**WORK REQUIRED**
Scan the records below. List lines holding "Kitchen".

--- begin RECORDS PROVIDED ---

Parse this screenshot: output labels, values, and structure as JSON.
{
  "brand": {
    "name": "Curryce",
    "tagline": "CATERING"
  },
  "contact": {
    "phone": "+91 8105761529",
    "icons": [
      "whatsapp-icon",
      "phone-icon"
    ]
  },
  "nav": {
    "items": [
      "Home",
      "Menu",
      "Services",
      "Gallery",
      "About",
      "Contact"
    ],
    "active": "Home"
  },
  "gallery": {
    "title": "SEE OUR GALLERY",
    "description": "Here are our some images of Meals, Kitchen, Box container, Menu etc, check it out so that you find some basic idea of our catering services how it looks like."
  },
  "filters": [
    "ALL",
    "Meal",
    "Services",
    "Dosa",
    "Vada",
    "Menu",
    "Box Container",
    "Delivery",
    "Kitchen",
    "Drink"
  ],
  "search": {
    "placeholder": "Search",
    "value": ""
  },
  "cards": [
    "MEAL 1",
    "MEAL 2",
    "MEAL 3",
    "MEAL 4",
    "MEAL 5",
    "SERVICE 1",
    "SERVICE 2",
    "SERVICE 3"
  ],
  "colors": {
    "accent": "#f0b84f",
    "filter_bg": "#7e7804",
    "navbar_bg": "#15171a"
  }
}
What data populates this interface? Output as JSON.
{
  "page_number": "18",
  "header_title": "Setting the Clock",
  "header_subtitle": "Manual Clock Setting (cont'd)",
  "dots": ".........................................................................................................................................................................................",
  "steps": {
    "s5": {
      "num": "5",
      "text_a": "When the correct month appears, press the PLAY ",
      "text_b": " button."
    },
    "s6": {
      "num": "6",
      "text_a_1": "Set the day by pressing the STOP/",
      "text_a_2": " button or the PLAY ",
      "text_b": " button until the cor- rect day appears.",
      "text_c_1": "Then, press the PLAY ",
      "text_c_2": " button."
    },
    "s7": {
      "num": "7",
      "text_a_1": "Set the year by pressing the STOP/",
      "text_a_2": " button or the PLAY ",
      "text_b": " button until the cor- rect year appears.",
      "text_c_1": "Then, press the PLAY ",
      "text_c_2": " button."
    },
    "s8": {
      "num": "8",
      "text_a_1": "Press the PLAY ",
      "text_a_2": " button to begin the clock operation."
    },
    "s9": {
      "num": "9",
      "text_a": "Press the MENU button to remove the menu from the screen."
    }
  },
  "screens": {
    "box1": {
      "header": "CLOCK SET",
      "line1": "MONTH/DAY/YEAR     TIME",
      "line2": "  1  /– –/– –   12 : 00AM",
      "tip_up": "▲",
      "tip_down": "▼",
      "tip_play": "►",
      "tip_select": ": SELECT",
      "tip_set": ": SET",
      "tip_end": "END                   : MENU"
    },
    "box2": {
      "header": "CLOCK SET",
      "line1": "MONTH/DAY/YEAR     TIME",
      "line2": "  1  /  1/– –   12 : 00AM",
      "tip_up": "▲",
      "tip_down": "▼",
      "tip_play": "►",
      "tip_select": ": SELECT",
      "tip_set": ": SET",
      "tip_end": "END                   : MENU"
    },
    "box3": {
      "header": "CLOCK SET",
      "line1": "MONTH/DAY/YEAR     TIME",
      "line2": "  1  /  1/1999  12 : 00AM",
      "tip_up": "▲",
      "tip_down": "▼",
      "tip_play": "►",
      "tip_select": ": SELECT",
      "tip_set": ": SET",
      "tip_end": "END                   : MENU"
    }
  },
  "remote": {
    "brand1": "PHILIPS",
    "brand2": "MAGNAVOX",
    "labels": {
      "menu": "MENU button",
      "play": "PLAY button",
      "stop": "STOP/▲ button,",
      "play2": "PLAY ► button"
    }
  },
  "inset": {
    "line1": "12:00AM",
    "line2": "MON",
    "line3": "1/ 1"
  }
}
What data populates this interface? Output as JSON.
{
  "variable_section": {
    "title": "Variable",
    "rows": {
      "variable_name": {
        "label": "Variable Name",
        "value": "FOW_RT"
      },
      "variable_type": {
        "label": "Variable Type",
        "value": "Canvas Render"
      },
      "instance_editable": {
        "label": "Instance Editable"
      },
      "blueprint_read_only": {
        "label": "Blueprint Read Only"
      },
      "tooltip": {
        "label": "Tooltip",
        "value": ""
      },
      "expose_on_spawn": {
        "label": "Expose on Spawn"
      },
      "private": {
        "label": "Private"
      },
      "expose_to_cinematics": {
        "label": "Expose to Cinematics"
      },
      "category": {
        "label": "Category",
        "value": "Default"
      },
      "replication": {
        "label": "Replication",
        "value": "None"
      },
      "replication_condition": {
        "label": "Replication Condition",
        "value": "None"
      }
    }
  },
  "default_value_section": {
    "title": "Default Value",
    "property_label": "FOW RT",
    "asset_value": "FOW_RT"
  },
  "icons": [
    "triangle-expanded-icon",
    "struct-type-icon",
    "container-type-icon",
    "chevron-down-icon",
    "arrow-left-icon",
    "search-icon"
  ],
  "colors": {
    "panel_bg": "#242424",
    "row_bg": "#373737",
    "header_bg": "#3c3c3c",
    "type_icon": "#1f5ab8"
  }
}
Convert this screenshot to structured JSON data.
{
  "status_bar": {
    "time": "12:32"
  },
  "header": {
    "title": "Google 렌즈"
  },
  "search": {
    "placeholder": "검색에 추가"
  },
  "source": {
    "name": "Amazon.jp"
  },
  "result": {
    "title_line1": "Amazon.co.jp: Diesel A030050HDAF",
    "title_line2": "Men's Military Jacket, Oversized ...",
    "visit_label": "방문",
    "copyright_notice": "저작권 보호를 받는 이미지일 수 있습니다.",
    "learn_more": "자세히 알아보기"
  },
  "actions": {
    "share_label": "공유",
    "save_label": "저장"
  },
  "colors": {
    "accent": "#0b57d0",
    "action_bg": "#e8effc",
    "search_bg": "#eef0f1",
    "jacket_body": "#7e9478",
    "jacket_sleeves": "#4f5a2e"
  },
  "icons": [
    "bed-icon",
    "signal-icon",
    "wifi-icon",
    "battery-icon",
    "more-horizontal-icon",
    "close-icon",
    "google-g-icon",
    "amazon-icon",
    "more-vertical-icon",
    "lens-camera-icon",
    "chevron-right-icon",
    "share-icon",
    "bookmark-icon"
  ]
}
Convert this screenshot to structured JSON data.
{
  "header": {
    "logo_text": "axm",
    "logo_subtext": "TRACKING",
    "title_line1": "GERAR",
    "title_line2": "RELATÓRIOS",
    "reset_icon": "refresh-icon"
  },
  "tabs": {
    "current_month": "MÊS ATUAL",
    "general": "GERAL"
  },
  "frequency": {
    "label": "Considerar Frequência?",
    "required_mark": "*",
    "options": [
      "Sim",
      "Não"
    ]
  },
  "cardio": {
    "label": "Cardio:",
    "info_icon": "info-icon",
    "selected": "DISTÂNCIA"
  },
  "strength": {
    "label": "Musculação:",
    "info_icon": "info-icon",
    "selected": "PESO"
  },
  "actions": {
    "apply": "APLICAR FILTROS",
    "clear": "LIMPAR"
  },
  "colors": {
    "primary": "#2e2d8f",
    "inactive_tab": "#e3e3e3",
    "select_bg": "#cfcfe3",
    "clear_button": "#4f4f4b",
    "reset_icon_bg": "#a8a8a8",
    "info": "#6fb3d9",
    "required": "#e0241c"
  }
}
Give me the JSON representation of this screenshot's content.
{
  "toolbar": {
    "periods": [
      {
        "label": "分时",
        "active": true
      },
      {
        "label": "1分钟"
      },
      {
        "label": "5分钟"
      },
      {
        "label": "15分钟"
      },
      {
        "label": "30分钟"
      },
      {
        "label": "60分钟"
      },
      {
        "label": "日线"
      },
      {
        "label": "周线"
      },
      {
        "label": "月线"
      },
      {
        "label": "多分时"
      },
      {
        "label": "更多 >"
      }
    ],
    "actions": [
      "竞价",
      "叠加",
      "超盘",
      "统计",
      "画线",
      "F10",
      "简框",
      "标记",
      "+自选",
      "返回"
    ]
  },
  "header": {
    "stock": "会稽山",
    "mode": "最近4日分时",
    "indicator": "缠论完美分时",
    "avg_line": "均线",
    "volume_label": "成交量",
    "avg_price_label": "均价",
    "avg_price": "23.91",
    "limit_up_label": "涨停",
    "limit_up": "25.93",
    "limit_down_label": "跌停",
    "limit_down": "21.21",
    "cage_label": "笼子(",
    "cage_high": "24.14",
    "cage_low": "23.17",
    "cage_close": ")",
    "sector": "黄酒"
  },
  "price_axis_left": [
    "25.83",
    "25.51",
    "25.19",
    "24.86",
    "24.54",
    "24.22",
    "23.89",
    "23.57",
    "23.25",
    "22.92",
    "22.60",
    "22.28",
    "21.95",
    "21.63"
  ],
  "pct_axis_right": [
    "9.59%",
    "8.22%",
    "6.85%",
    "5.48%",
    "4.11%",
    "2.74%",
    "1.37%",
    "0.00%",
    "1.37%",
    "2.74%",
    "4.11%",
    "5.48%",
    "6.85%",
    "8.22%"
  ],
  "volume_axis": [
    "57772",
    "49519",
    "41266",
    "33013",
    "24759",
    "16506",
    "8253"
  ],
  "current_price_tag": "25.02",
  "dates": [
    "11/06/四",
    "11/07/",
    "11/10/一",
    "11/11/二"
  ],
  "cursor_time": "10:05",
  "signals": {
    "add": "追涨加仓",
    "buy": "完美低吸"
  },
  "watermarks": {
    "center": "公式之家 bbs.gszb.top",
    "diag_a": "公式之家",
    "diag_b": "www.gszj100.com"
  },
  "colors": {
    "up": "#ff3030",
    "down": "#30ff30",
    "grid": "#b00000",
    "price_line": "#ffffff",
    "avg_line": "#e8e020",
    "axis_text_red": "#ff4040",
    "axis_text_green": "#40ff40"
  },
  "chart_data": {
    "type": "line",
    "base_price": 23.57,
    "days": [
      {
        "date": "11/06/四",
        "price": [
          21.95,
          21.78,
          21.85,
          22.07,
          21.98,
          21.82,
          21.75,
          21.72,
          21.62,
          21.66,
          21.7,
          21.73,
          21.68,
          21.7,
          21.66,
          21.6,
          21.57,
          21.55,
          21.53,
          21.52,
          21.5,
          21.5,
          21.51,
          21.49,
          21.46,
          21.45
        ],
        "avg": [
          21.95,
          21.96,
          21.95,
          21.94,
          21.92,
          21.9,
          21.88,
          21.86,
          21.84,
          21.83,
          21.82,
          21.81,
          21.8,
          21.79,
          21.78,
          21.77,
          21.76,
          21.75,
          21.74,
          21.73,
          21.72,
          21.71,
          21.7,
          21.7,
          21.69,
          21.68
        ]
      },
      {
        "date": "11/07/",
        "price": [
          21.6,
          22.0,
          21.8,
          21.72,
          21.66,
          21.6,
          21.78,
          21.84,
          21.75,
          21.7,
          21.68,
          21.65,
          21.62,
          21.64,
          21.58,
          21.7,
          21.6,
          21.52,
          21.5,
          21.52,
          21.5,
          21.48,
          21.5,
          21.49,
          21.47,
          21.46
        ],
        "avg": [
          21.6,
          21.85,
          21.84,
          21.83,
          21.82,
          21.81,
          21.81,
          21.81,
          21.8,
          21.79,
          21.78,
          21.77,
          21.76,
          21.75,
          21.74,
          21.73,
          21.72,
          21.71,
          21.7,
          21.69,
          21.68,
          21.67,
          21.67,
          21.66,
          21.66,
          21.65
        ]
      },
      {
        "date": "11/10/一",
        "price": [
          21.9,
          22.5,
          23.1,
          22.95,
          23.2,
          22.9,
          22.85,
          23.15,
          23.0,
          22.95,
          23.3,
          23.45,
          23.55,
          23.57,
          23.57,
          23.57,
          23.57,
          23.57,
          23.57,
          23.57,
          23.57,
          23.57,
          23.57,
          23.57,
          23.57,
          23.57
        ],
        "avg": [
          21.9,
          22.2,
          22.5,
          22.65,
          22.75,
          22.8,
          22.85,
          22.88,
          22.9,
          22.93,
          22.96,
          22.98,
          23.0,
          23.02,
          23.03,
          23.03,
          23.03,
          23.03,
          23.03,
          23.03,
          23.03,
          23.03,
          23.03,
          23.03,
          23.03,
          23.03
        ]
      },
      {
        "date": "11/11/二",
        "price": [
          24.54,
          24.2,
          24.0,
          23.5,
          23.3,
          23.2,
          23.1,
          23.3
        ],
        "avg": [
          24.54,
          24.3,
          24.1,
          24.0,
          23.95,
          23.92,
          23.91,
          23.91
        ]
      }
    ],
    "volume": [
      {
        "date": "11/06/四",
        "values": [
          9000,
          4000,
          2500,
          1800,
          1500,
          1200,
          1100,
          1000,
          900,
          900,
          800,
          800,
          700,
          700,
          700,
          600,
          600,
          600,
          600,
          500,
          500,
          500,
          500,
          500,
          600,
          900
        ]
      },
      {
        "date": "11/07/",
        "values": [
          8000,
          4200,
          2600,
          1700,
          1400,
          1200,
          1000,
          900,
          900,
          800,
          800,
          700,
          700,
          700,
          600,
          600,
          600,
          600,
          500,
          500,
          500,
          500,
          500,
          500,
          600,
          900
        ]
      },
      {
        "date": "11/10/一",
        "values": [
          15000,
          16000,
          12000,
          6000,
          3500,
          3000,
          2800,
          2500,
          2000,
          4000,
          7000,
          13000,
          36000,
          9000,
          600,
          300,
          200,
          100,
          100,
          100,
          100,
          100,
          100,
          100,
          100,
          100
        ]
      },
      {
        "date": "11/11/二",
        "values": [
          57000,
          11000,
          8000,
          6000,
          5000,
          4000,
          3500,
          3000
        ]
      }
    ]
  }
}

--- end RECORDS PROVIDED ---

**OUTPUT BELOW**
    "description": "Here are our some images of Meals, Kitchen, Box container, Menu etc, check it out so that you find some basic idea of our catering services how it looks like."
    "Kitchen",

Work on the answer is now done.